- **What you have to do**:
Locate every line in the records below that contains the word "structured", and copy each one.

[Start]

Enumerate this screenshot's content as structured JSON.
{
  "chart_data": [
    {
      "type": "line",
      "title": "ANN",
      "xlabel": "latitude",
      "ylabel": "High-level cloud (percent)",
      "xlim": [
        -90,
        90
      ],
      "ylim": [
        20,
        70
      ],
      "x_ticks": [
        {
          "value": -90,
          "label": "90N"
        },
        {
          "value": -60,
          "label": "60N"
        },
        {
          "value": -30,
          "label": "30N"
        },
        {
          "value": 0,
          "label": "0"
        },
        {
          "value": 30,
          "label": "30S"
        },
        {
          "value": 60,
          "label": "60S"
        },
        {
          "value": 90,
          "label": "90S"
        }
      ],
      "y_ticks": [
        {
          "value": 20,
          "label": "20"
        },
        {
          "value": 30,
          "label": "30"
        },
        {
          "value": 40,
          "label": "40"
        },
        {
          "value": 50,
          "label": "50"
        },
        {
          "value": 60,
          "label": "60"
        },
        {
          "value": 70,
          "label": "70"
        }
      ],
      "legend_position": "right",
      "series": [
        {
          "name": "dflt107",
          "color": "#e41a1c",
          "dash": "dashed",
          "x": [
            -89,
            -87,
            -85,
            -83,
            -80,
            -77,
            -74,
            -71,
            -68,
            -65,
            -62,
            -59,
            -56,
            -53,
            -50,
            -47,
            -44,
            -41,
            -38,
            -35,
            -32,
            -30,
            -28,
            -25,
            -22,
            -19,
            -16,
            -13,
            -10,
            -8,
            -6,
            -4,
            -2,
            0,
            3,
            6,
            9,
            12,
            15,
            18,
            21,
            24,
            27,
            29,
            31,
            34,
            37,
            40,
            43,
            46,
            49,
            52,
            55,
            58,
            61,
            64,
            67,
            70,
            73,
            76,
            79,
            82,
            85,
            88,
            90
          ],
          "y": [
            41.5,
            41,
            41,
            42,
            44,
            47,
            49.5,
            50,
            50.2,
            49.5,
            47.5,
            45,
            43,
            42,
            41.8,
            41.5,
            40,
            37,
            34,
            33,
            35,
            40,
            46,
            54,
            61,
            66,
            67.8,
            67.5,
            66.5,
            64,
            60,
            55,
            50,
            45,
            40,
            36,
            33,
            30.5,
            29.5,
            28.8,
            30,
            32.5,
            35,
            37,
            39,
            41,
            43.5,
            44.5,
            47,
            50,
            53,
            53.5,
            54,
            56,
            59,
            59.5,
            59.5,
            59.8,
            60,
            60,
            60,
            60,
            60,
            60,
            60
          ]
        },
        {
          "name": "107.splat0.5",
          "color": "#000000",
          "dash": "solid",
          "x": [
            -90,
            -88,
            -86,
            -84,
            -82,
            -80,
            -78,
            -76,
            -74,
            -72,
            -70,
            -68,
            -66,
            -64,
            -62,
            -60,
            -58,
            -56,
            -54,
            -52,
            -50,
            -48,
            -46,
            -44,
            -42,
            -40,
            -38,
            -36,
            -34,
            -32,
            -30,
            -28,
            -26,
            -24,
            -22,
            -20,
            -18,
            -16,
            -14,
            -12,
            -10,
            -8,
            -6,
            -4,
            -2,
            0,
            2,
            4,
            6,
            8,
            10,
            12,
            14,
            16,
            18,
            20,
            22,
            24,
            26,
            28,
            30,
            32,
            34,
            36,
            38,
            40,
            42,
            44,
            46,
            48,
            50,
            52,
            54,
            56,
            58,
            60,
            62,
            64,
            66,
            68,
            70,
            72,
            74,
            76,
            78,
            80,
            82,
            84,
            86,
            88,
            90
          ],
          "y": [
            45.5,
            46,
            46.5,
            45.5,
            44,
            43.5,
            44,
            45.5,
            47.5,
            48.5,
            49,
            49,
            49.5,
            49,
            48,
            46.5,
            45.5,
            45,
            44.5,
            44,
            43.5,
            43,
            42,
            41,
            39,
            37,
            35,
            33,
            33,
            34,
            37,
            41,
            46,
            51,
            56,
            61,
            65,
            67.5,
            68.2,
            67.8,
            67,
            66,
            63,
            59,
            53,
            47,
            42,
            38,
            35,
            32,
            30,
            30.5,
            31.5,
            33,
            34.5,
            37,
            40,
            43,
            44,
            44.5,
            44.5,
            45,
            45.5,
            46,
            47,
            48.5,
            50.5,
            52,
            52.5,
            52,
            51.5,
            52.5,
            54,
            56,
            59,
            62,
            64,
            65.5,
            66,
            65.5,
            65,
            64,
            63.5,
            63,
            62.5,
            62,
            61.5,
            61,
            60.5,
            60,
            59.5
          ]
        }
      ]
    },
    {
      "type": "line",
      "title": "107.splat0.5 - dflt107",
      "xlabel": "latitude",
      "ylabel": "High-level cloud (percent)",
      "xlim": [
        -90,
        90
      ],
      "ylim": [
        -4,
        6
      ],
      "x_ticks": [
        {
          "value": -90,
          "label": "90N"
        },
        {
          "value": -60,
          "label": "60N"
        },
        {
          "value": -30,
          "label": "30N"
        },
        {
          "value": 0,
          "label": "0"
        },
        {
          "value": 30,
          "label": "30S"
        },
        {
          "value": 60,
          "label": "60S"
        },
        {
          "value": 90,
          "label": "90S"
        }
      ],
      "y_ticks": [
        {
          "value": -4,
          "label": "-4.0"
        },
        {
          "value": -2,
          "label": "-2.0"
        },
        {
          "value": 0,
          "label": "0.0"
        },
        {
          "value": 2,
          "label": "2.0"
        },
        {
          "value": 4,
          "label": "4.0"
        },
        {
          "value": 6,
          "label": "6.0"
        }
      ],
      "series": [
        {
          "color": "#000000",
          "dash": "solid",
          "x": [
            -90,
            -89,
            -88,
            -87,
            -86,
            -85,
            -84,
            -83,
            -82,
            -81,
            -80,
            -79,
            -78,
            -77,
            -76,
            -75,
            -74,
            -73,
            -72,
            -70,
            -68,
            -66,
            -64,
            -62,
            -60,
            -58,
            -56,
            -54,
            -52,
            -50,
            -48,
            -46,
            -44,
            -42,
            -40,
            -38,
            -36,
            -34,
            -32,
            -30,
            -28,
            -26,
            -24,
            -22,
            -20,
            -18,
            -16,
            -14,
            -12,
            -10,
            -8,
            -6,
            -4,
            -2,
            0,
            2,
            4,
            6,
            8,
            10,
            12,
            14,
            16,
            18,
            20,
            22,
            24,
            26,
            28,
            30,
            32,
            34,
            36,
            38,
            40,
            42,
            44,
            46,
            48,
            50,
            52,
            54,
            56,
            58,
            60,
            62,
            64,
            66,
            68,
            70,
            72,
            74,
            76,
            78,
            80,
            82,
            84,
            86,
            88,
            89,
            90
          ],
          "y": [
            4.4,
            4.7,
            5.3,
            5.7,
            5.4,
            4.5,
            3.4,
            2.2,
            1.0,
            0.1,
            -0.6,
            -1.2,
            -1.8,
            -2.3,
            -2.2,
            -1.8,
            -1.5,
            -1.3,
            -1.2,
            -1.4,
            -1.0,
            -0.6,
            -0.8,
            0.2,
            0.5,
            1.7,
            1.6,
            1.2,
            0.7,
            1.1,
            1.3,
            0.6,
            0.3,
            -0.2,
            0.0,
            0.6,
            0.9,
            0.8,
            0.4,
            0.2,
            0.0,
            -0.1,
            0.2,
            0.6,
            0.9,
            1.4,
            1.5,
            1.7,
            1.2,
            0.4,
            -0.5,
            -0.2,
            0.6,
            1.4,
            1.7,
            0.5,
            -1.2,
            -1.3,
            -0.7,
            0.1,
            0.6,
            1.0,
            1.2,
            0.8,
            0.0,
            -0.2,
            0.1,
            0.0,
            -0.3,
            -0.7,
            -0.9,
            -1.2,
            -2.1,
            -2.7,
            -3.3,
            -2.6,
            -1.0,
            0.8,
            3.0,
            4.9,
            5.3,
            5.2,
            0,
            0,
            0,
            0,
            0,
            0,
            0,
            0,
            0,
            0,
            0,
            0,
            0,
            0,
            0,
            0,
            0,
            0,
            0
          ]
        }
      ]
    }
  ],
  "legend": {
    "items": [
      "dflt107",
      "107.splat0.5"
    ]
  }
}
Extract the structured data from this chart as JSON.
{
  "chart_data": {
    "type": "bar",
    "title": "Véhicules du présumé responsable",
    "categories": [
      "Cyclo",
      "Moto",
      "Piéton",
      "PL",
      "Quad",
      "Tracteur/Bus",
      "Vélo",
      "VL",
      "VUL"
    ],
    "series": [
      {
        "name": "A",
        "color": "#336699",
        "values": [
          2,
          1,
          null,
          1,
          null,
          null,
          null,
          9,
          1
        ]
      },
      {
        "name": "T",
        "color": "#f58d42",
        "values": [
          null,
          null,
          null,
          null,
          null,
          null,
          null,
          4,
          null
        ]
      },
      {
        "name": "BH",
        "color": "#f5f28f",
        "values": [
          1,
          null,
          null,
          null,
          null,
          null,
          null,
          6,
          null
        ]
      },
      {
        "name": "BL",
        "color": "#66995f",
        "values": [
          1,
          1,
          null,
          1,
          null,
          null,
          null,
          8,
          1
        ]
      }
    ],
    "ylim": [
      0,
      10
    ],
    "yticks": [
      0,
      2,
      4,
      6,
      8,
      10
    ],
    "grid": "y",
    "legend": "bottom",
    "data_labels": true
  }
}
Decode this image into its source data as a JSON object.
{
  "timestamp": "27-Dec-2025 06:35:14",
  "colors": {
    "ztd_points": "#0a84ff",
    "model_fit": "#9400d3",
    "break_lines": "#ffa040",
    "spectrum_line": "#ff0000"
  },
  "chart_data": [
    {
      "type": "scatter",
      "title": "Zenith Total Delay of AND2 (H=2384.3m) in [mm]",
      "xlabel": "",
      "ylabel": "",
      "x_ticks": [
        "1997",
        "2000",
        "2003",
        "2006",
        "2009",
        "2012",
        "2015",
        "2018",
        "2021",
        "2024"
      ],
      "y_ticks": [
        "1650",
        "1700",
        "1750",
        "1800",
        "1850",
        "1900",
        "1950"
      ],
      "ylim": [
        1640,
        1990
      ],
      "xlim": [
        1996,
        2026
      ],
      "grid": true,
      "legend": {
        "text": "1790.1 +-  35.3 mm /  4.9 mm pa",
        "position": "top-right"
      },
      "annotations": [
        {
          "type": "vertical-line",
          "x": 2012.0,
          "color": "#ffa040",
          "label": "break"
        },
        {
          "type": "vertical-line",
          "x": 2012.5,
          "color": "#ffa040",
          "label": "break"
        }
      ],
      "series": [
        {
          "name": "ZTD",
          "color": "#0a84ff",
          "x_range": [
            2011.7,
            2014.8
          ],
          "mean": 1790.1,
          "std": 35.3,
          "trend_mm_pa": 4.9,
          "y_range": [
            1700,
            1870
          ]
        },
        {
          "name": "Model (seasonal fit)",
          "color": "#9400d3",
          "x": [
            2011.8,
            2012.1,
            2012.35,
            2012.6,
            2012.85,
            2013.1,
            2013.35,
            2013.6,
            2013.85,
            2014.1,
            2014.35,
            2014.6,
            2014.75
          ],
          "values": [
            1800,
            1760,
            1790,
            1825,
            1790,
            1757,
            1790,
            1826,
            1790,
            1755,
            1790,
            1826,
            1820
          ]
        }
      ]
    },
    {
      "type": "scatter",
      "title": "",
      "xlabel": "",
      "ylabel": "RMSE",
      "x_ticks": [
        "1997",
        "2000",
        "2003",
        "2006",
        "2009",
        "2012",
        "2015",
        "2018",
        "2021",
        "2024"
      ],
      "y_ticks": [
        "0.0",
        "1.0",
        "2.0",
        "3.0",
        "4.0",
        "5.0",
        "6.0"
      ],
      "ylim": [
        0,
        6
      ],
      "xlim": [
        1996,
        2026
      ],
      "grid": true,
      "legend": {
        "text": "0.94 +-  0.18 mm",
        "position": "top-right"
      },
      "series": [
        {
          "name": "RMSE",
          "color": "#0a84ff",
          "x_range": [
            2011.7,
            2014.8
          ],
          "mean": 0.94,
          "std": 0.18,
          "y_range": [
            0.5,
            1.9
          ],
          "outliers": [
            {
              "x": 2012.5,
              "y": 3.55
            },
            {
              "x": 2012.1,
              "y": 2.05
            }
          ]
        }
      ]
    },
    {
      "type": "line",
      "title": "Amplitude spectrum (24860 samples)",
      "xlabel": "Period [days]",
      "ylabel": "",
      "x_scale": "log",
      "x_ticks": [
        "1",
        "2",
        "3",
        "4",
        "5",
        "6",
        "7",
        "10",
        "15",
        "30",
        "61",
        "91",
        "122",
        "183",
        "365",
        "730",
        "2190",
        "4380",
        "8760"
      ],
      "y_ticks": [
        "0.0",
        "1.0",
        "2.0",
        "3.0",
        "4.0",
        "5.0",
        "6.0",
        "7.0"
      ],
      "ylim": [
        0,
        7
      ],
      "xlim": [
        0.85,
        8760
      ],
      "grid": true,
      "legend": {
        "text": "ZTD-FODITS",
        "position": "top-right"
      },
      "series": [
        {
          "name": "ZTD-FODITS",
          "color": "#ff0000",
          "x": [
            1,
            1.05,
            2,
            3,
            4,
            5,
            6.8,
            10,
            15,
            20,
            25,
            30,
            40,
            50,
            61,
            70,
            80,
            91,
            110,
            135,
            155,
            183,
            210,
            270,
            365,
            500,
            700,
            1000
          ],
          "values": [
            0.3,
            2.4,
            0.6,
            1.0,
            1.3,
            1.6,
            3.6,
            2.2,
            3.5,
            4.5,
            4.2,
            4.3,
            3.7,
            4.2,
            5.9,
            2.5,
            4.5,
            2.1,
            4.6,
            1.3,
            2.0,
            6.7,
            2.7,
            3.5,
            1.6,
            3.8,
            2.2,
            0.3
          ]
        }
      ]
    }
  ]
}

[End]

- **Expected answer**:
Enumerate this screenshot's content as structured JSON.
Extract the structured data from this chart as JSON.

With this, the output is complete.